Of all the lines in the records, how many hold the word "xlabel"? Answer with the number only.

§ **Dataset records**:

——

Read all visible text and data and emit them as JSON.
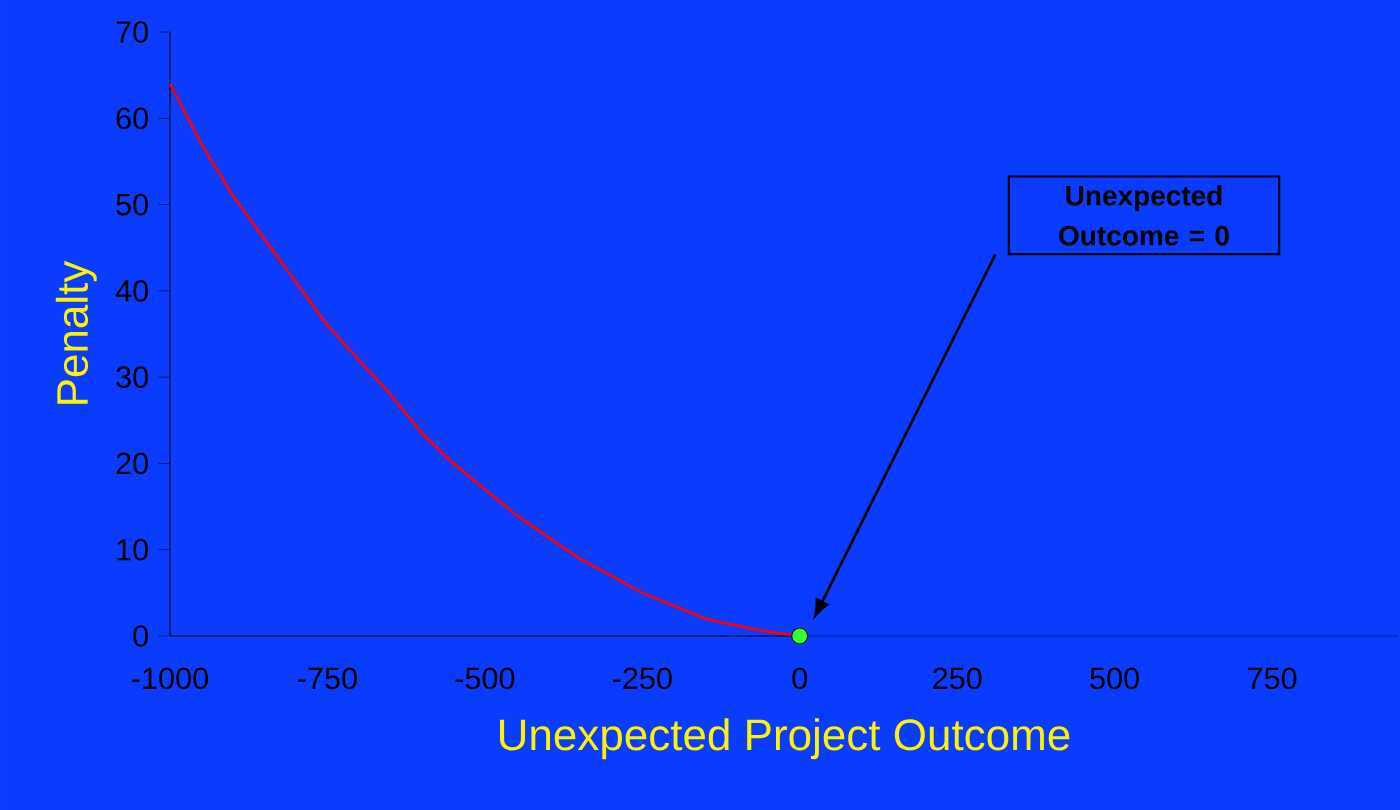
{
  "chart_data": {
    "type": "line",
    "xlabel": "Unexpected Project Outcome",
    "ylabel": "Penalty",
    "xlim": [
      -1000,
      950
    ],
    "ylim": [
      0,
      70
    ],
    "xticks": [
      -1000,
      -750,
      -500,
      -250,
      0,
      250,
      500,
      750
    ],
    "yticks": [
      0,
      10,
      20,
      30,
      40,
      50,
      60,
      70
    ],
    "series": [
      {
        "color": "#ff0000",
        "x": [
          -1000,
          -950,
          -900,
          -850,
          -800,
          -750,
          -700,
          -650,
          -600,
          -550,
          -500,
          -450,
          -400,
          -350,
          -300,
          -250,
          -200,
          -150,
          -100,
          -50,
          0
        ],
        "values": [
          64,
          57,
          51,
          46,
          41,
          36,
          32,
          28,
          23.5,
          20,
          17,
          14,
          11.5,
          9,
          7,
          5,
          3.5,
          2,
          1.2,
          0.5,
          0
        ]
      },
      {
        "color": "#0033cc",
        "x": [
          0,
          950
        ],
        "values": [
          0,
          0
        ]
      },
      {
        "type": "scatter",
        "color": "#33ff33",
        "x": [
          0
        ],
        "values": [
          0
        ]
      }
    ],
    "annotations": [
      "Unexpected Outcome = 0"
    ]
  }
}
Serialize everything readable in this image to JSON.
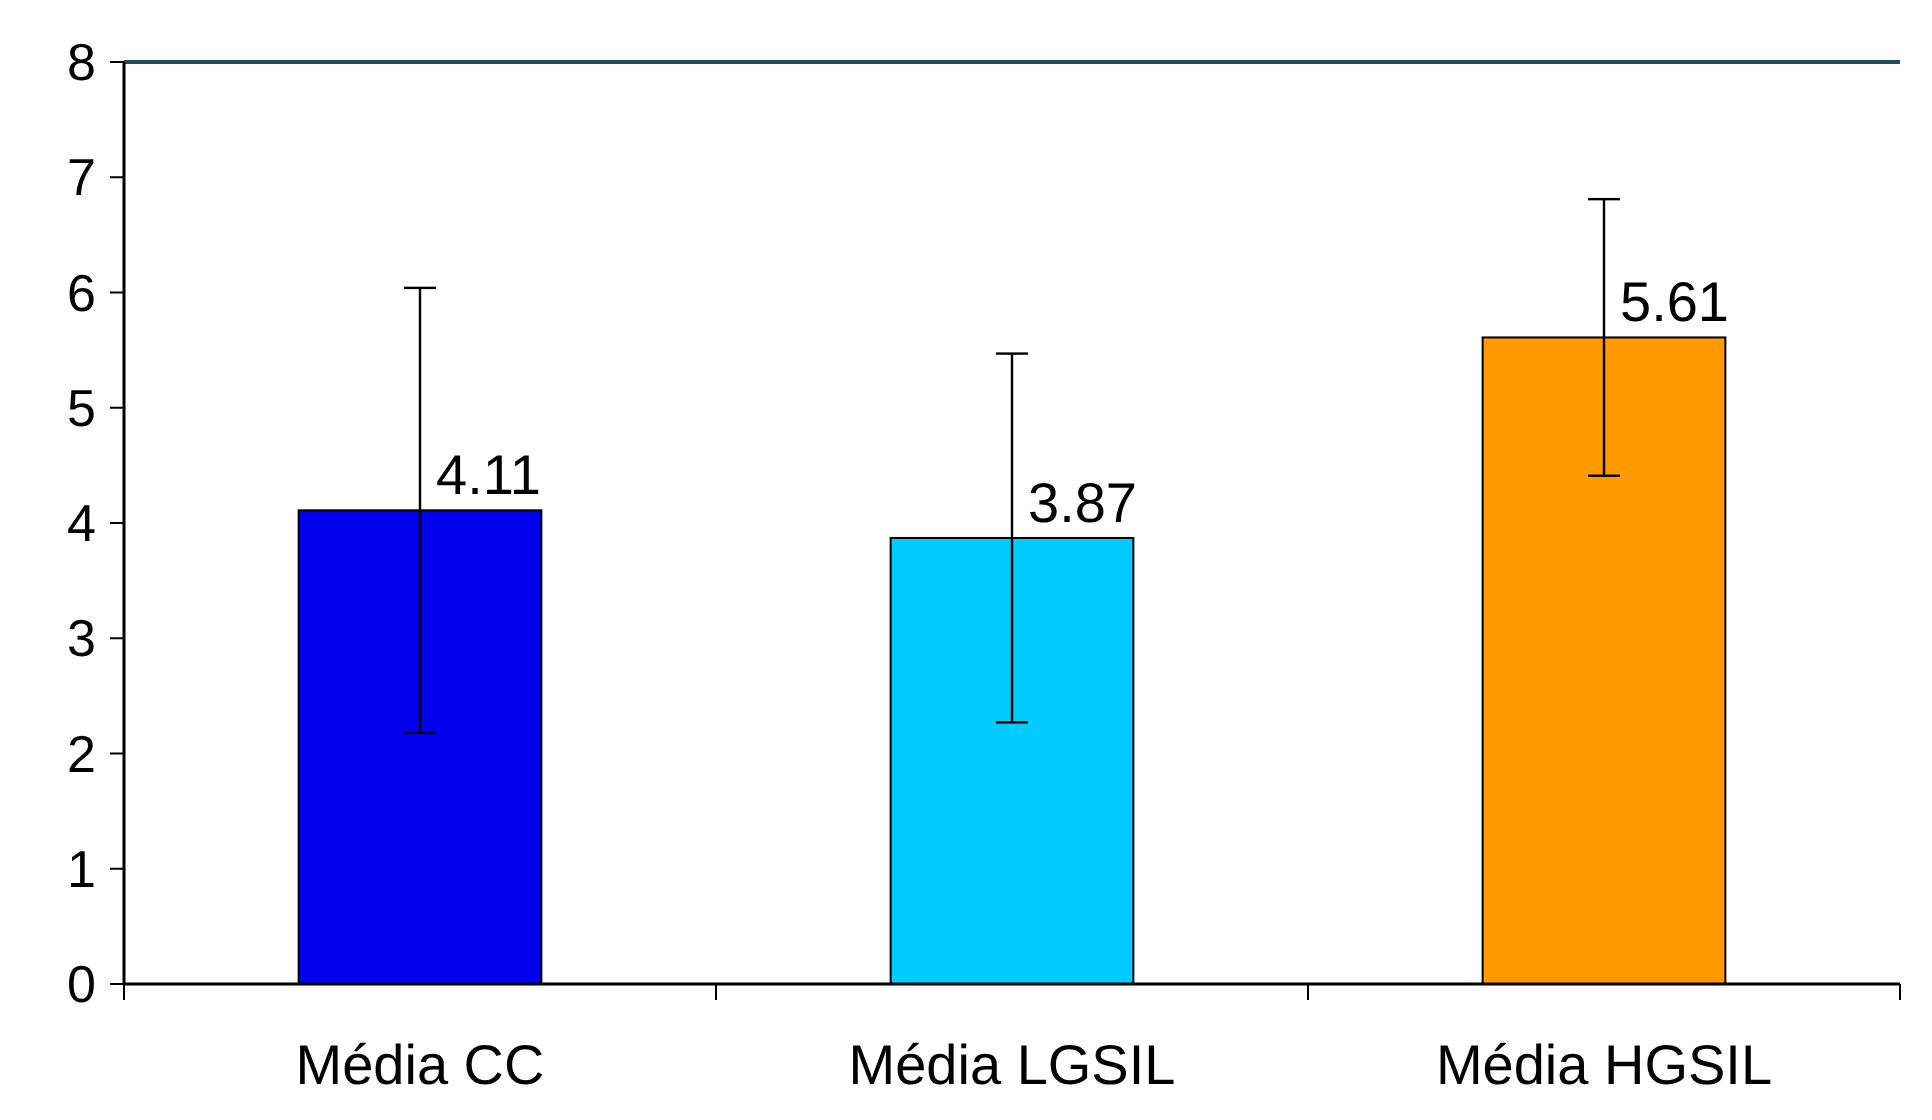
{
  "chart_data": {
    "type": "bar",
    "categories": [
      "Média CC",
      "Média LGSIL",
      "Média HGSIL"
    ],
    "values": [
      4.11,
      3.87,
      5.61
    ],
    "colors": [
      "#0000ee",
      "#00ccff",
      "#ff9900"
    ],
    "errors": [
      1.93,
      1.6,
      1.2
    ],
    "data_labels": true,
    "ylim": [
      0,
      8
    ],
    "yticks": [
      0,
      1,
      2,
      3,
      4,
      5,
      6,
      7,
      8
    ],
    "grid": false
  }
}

——

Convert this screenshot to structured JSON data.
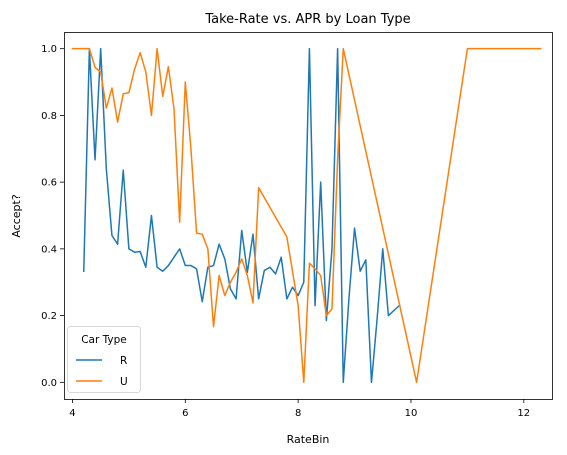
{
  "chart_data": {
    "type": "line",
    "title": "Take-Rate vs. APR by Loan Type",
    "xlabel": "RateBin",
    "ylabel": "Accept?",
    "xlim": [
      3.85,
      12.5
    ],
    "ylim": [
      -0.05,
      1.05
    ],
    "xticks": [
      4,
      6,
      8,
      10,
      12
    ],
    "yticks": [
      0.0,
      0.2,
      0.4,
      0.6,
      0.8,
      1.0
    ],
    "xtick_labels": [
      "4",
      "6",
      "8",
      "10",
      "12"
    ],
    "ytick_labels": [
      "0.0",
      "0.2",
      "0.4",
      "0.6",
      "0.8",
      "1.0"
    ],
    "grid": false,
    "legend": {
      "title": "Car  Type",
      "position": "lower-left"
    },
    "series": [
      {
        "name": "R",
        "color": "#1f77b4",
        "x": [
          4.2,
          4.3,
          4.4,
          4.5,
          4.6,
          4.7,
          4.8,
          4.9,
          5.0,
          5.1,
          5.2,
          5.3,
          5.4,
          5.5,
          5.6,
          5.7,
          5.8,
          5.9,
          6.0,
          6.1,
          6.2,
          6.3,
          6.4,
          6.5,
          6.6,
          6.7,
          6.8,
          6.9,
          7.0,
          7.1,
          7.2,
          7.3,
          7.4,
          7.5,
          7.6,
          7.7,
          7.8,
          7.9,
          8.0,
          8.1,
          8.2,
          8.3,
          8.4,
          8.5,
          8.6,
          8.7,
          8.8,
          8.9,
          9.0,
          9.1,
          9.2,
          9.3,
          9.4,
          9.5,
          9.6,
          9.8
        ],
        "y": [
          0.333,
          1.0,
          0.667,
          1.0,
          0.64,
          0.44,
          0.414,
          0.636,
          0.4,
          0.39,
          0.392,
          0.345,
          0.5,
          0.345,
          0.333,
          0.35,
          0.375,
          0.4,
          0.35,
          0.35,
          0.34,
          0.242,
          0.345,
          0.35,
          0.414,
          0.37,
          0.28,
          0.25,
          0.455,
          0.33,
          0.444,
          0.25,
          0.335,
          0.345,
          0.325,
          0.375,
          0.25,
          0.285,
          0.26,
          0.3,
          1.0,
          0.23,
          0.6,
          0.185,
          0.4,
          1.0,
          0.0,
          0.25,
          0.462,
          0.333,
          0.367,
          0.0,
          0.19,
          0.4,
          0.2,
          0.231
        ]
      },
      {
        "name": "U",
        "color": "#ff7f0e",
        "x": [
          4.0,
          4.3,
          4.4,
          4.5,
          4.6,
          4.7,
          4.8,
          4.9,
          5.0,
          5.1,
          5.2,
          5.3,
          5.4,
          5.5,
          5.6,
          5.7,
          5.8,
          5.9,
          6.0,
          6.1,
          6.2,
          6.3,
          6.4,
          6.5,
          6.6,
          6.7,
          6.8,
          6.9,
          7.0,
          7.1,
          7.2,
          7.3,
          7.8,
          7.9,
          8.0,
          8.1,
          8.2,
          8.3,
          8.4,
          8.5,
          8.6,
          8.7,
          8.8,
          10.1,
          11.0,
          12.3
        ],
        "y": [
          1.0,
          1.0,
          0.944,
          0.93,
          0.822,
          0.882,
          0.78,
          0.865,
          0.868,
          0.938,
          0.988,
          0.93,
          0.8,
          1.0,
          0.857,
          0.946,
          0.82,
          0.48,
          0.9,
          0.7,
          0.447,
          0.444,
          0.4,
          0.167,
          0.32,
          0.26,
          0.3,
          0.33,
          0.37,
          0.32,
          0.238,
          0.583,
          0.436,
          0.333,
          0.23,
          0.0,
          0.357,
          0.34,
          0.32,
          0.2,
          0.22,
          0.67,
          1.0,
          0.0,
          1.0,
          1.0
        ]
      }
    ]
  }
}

——

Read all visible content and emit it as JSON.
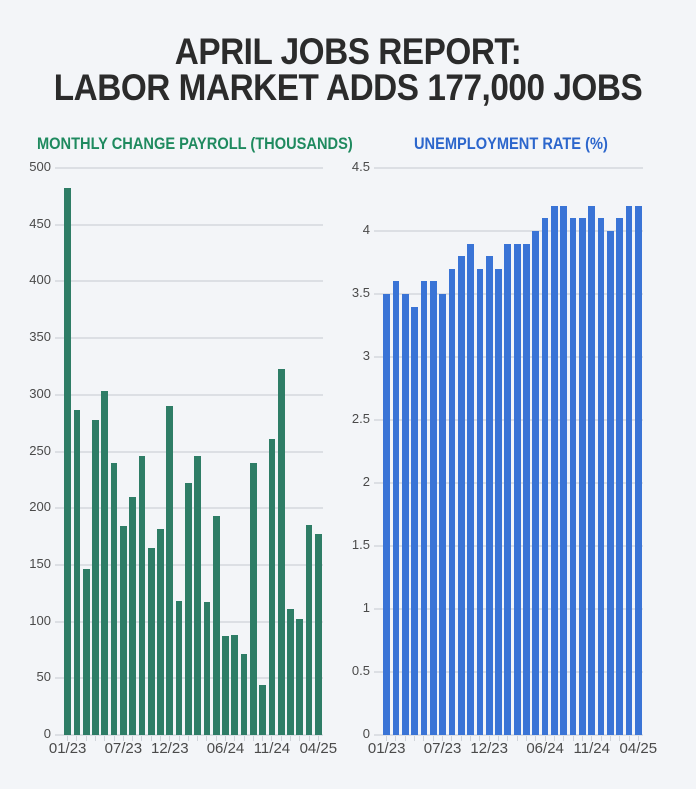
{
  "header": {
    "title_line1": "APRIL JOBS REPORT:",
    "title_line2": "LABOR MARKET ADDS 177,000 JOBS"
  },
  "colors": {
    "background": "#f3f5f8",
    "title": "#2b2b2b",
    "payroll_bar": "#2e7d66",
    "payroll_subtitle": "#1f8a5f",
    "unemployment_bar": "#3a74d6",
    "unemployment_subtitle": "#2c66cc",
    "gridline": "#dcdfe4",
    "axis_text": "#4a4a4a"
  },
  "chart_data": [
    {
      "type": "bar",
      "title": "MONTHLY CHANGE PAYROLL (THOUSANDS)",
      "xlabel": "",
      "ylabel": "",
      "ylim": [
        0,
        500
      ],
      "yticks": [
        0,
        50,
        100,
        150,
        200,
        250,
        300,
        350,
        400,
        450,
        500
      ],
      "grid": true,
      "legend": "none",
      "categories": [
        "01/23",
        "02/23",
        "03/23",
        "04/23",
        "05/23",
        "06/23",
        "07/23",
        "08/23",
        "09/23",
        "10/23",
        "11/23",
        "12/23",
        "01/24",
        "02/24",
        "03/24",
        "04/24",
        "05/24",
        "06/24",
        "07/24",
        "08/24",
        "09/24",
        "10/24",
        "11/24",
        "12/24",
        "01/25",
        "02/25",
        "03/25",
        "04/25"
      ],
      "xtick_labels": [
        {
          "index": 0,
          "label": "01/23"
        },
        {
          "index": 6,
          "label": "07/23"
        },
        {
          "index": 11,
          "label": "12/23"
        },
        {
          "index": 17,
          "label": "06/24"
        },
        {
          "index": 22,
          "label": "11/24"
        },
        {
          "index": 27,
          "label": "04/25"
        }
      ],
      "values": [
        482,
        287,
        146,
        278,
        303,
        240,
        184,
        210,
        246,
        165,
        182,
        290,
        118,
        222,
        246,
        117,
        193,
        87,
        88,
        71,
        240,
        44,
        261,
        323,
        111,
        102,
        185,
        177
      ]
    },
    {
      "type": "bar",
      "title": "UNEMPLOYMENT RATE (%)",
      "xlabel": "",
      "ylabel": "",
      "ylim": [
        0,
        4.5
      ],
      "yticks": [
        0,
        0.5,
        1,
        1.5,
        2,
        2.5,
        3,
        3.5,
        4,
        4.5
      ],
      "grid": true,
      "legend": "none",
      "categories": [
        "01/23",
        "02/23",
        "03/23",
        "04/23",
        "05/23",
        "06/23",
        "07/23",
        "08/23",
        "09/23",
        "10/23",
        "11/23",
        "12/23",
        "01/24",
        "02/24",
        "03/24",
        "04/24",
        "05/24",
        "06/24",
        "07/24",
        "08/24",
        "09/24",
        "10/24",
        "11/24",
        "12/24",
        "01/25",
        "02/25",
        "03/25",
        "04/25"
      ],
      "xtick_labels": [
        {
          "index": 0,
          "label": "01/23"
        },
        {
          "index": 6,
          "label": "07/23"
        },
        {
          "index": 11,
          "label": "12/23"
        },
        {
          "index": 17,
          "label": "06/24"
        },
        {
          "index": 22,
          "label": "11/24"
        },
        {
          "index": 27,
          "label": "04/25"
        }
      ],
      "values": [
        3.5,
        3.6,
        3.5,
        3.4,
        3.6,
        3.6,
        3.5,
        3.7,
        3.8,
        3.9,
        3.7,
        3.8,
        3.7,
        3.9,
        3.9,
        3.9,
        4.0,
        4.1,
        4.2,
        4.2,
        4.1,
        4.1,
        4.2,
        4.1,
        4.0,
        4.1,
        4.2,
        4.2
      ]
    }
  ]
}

——

§ **Full answer**: 4